[Rows from a dataset]
◆ ◆ ◆ ◆ ◆

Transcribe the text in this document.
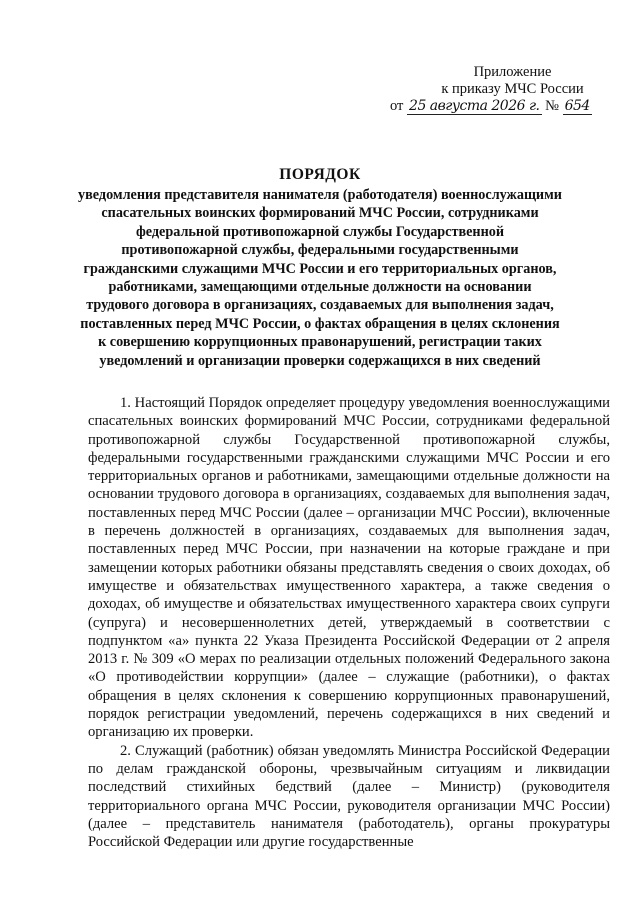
Приложение
к приказу МЧС России
от 25 августа 2026 г. № 654
ПОРЯДОК
уведомления представителя нанимателя (работодателя) военнослужащими спасательных воинских формирований МЧС России, сотрудниками федеральной противопожарной службы Государственной противопожарной службы, федеральными государственными гражданскими служащими МЧС России и его территориальных органов, работниками, замещающими отдельные должности на основании трудового договора в организациях, создаваемых для выполнения задач, поставленных перед МЧС России, о фактах обращения в целях склонения к совершению коррупционных правонарушений, регистрации таких уведомлений и организации проверки содержащихся в них сведений

1. Настоящий Порядок определяет процедуру уведомления военнослужащими спасательных воинских формирований МЧС России, сотрудниками федеральной противопожарной службы Государственной противопожарной службы, федеральными государственными гражданскими служащими МЧС России и его территориальных органов и работниками, замещающими отдельные должности на основании трудового договора в организациях, создаваемых для выполнения задач, поставленных перед МЧС России (далее – организации МЧС России), включенные в перечень должностей в организациях, создаваемых для выполнения задач, поставленных перед МЧС России, при назначении на которые граждане и при замещении которых работники обязаны представлять сведения о своих доходах, об имуществе и обязательствах имущественного характера, а также сведения о доходах, об имуществе и обязательствах имущественного характера своих супруги (супруга) и несовершеннолетних детей, утверждаемый в соответствии с подпунктом «а» пункта 22 Указа Президента Российской Федерации от 2 апреля 2013 г. № 309 «О мерах по реализации отдельных положений Федерального закона «О противодействии коррупции» (далее – служащие (работники), о фактах обращения в целях склонения к совершению коррупционных правонарушений, порядок регистрации уведомлений, перечень содержащихся в них сведений и организацию их проверки.

2. Служащий (работник) обязан уведомлять Министра Российской Федерации по делам гражданской обороны, чрезвычайным ситуациям и ликвидации последствий стихийных бедствий (далее – Министр) (руководителя территориального органа МЧС России, руководителя организации МЧС России) (далее – представитель нанимателя (работодатель), органы прокуратуры Российской Федерации или другие государственные
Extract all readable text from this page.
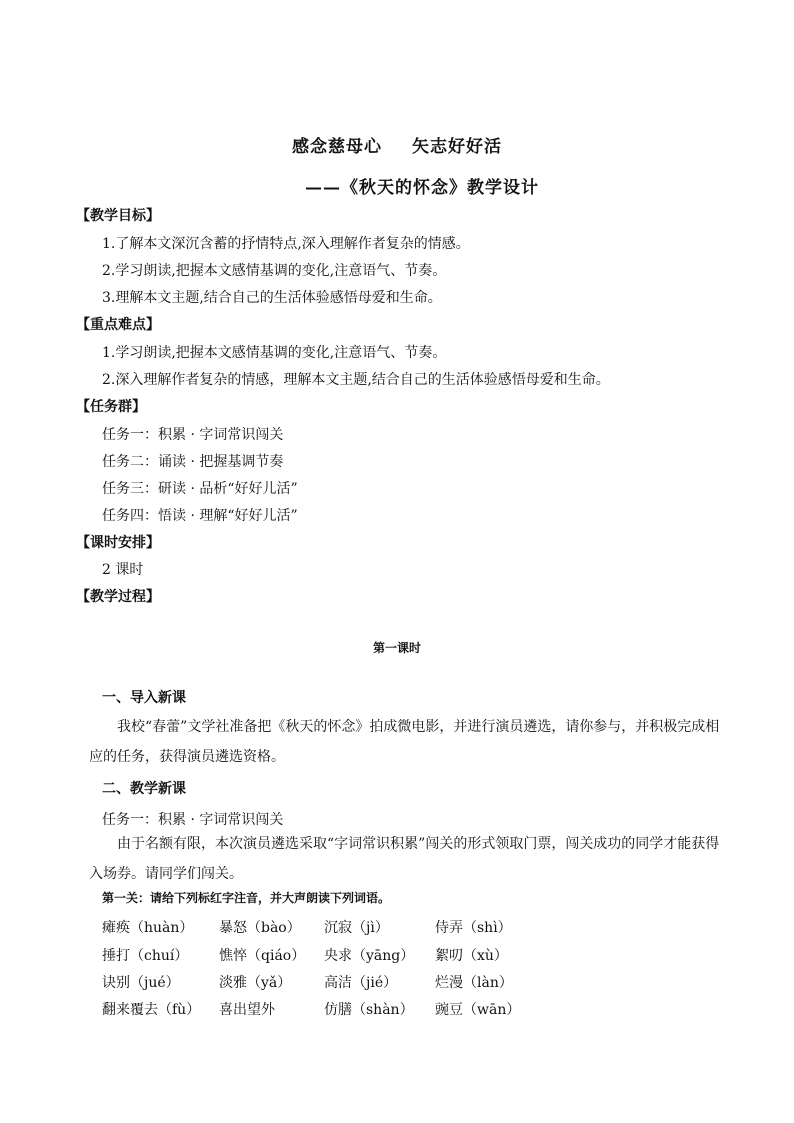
感念慈母心 矢志好好活
——《秋天的怀念》教学设计
【教学目标】
1.了解本文深沉含蓄的抒情特点,深入理解作者复杂的情感。
2.学习朗读,把握本文感情基调的变化,注意语气、节奏。
3.理解本文主题,结合自己的生活体验感悟母爱和生命。
【重点难点】
1.学习朗读,把握本文感情基调的变化,注意语气、节奏。
2.深入理解作者复杂的情感，理解本文主题,结合自己的生活体验感悟母爱和生命。
【任务群】
任务一：积累 · 字词常识闯关
任务二：诵读 · 把握基调节奏
任务三：研读 · 品析“好好儿活”
任务四：悟读 · 理解“好好儿活”
【课时安排】
2 课时
【教学过程】
第一课时
一、导入新课
我校“春蕾”文学社准备把《秋天的怀念》拍成微电影，并进行演员遴选，请你参与，并积极完成相应的任务，获得演员遴选资格。
二、教学新课
任务一：积累 · 字词常识闯关
由于名额有限，本次演员遴选采取“字词常识积累”闯关的形式领取门票，闯关成功的同学才能获得入场券。请同学们闯关。
第一关：请给下列标红字注音，并大声朗读下列词语。
瘫痪（huàn） 暴怒（bào） 沉寂（jì）	侍弄（shì）
捶打（chuí） 憔悴（qiáo） 央求（yāng） 絮叨（xù）
诀别（jué）	淡雅（yǎ） 高洁（jié）	烂漫（làn）
翻来覆去（fù） 喜出望外	仿膳（shàn） 豌豆（wān）
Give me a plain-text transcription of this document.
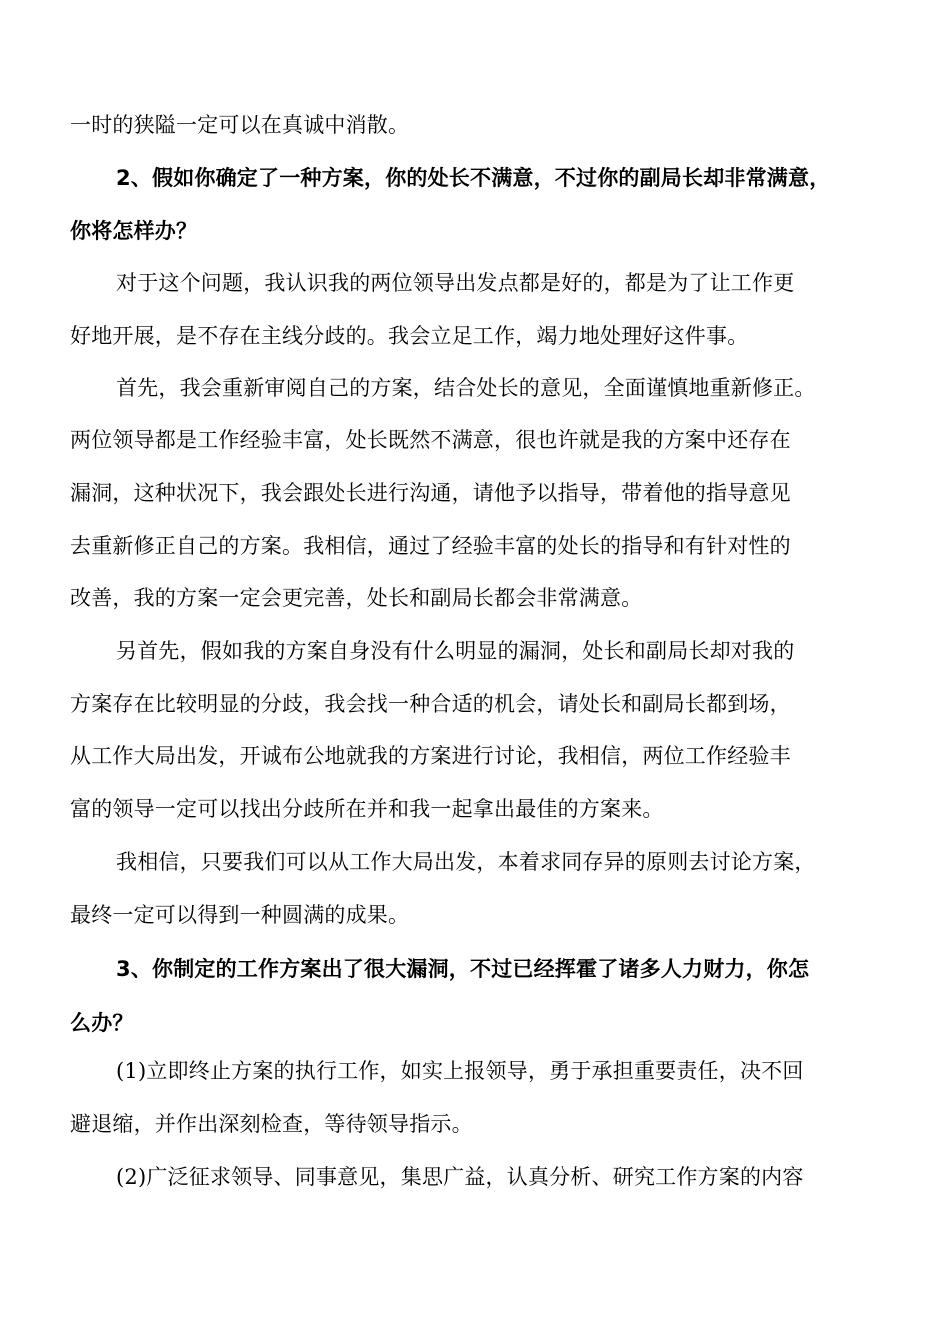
一时的狭隘一定可以在真诚中消散。
2、假如你确定了一种方案，你的处长不满意，不过你的副局长却非常满意，
你将怎样办？
对于这个问题，我认识我的两位领导出发点都是好的，都是为了让工作更
好地开展，是不存在主线分歧的。我会立足工作，竭力地处理好这件事。
首先，我会重新审阅自己的方案，结合处长的意见，全面谨慎地重新修正。
两位领导都是工作经验丰富，处长既然不满意，很也许就是我的方案中还存在
漏洞，这种状况下，我会跟处长进行沟通，请他予以指导，带着他的指导意见
去重新修正自己的方案。我相信，通过了经验丰富的处长的指导和有针对性的
改善，我的方案一定会更完善，处长和副局长都会非常满意。
另首先，假如我的方案自身没有什么明显的漏洞，处长和副局长却对我的
方案存在比较明显的分歧，我会找一种合适的机会，请处长和副局长都到场，
从工作大局出发，开诚布公地就我的方案进行讨论，我相信，两位工作经验丰
富的领导一定可以找出分歧所在并和我一起拿出最佳的方案来。
我相信，只要我们可以从工作大局出发，本着求同存异的原则去讨论方案，
最终一定可以得到一种圆满的成果。
3、你制定的工作方案出了很大漏洞，不过已经挥霍了诸多人力财力，你怎
么办？
(1)立即终止方案的执行工作，如实上报领导，勇于承担重要责任，决不回
避退缩，并作出深刻检查，等待领导指示。
(2)广泛征求领导、同事意见，集思广益，认真分析、研究工作方案的内容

◆ ◆ ◆ ◆ ◆

Reproduce each record above by retyping it exactly; omit all images.

RESPONSE TO THIS TASK =
Transcribe the text in this document.
Приложение
к приказу МЧС России
от 25 августа 2026 г. № 654
ПОРЯДОК
уведомления представителя нанимателя (работодателя) военнослужащими спасательных воинских формирований МЧС России, сотрудниками федеральной противопожарной службы Государственной противопожарной службы, федеральными государственными гражданскими служащими МЧС России и его территориальных органов, работниками, замещающими отдельные должности на основании трудового договора в организациях, создаваемых для выполнения задач, поставленных перед МЧС России, о фактах обращения в целях склонения к совершению коррупционных правонарушений, регистрации таких уведомлений и организации проверки содержащихся в них сведений

1. Настоящий Порядок определяет процедуру уведомления военнослужащими спасательных воинских формирований МЧС России, сотрудниками федеральной противопожарной службы Государственной противопожарной службы, федеральными государственными гражданскими служащими МЧС России и его территориальных органов и работниками, замещающими отдельные должности на основании трудового договора в организациях, создаваемых для выполнения задач, поставленных перед МЧС России (далее – организации МЧС России), включенные в перечень должностей в организациях, создаваемых для выполнения задач, поставленных перед МЧС России, при назначении на которые граждане и при замещении которых работники обязаны представлять сведения о своих доходах, об имуществе и обязательствах имущественного характера, а также сведения о доходах, об имуществе и обязательствах имущественного характера своих супруги (супруга) и несовершеннолетних детей, утверждаемый в соответствии с подпунктом «а» пункта 22 Указа Президента Российской Федерации от 2 апреля 2013 г. № 309 «О мерах по реализации отдельных положений Федерального закона «О противодействии коррупции» (далее – служащие (работники), о фактах обращения в целях склонения к совершению коррупционных правонарушений, порядок регистрации уведомлений, перечень содержащихся в них сведений и организацию их проверки.

2. Служащий (работник) обязан уведомлять Министра Российской Федерации по делам гражданской обороны, чрезвычайным ситуациям и ликвидации последствий стихийных бедствий (далее – Министр) (руководителя территориального органа МЧС России, руководителя организации МЧС России) (далее – представитель нанимателя (работодатель), органы прокуратуры Российской Федерации или другие государственные
Extract all readable text from this page.
感念慈母心 矢志好好活
——《秋天的怀念》教学设计
【教学目标】
1.了解本文深沉含蓄的抒情特点,深入理解作者复杂的情感。
2.学习朗读,把握本文感情基调的变化,注意语气、节奏。
3.理解本文主题,结合自己的生活体验感悟母爱和生命。
【重点难点】
1.学习朗读,把握本文感情基调的变化,注意语气、节奏。
2.深入理解作者复杂的情感，理解本文主题,结合自己的生活体验感悟母爱和生命。
【任务群】
任务一：积累 · 字词常识闯关
任务二：诵读 · 把握基调节奏
任务三：研读 · 品析“好好儿活”
任务四：悟读 · 理解“好好儿活”
【课时安排】
2 课时
【教学过程】
第一课时
一、导入新课
我校“春蕾”文学社准备把《秋天的怀念》拍成微电影，并进行演员遴选，请你参与，并积极完成相应的任务，获得演员遴选资格。
二、教学新课
任务一：积累 · 字词常识闯关
由于名额有限，本次演员遴选采取“字词常识积累”闯关的形式领取门票，闯关成功的同学才能获得入场券。请同学们闯关。
第一关：请给下列标红字注音，并大声朗读下列词语。
瘫痪（huàn） 暴怒（bào） 沉寂（jì）	侍弄（shì）
捶打（chuí） 憔悴（qiáo） 央求（yāng） 絮叨（xù）
诀别（jué）	淡雅（yǎ） 高洁（jié）	烂漫（làn）
翻来覆去（fù） 喜出望外	仿膳（shàn） 豌豆（wān）
Give me a plain-text transcription of this document.
一时的狭隘一定可以在真诚中消散。
2、假如你确定了一种方案，你的处长不满意，不过你的副局长却非常满意，
你将怎样办？
对于这个问题，我认识我的两位领导出发点都是好的，都是为了让工作更
好地开展，是不存在主线分歧的。我会立足工作，竭力地处理好这件事。
首先，我会重新审阅自己的方案，结合处长的意见，全面谨慎地重新修正。
两位领导都是工作经验丰富，处长既然不满意，很也许就是我的方案中还存在
漏洞，这种状况下，我会跟处长进行沟通，请他予以指导，带着他的指导意见
去重新修正自己的方案。我相信，通过了经验丰富的处长的指导和有针对性的
改善，我的方案一定会更完善，处长和副局长都会非常满意。
另首先，假如我的方案自身没有什么明显的漏洞，处长和副局长却对我的
方案存在比较明显的分歧，我会找一种合适的机会，请处长和副局长都到场，
从工作大局出发，开诚布公地就我的方案进行讨论，我相信，两位工作经验丰
富的领导一定可以找出分歧所在并和我一起拿出最佳的方案来。
我相信，只要我们可以从工作大局出发，本着求同存异的原则去讨论方案，
最终一定可以得到一种圆满的成果。
3、你制定的工作方案出了很大漏洞，不过已经挥霍了诸多人力财力，你怎
么办？
(1)立即终止方案的执行工作，如实上报领导，勇于承担重要责任，决不回
避退缩，并作出深刻检查，等待领导指示。
(2)广泛征求领导、同事意见，集思广益，认真分析、研究工作方案的内容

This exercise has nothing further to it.